**Written task**
Repeat the entries below exactly as they appear, with no pictures.

"""

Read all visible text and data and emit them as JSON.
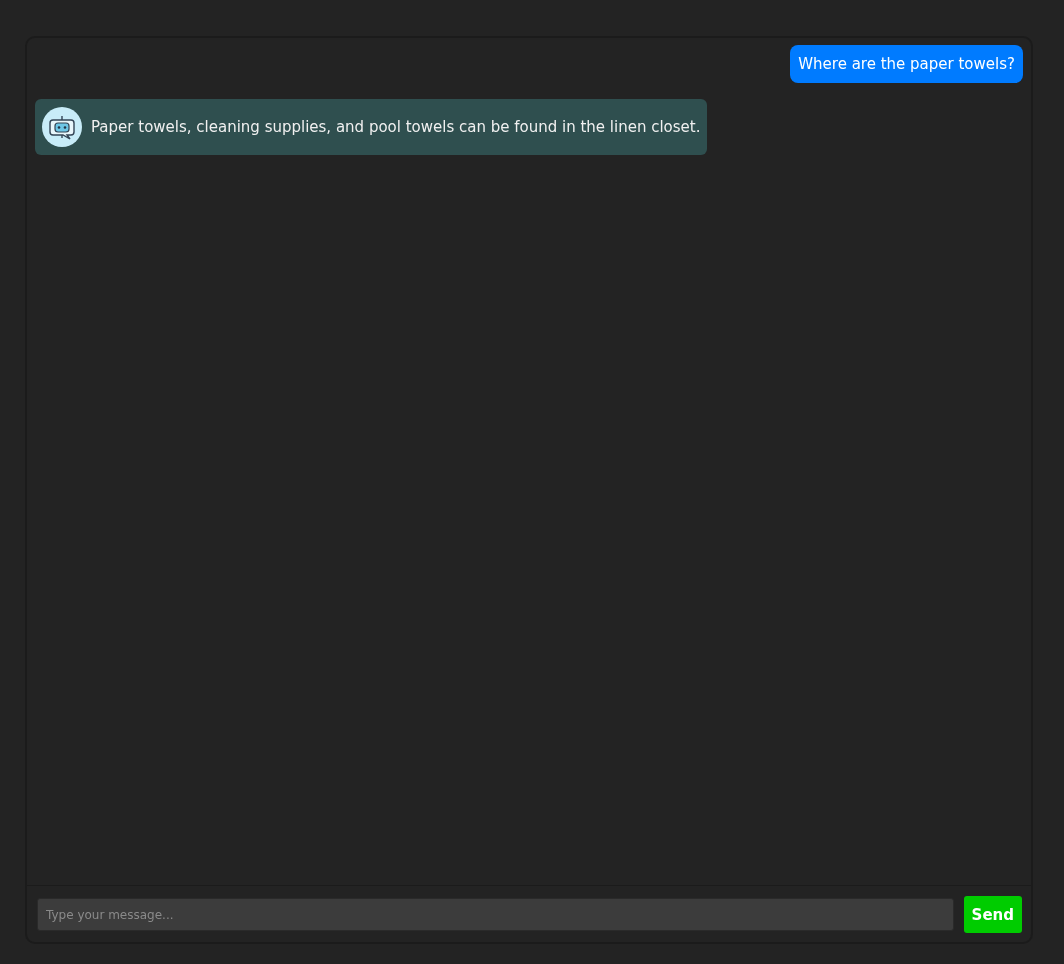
{
  "messages": [
    {
      "kind": "user",
      "text": "Where are the paper towels?"
    },
    {
      "kind": "bot",
      "text": "Paper towels, cleaning supplies, and pool towels can be found in the linen closet."
    }
  ],
  "composer": {
    "placeholder": "Type your message...",
    "send_label": "Send"
  }
}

"""

**The reply**
Read all visible text and data and emit them as JSON.
{
  "messages": [
    {
      "kind": "user",
      "text": "Where are the paper towels?"
    },
    {
      "kind": "bot",
      "text": "Paper towels, cleaning supplies, and pool towels can be found in the linen closet."
    }
  ],
  "composer": {
    "placeholder": "Type your message...",
    "send_label": "Send"
  }
}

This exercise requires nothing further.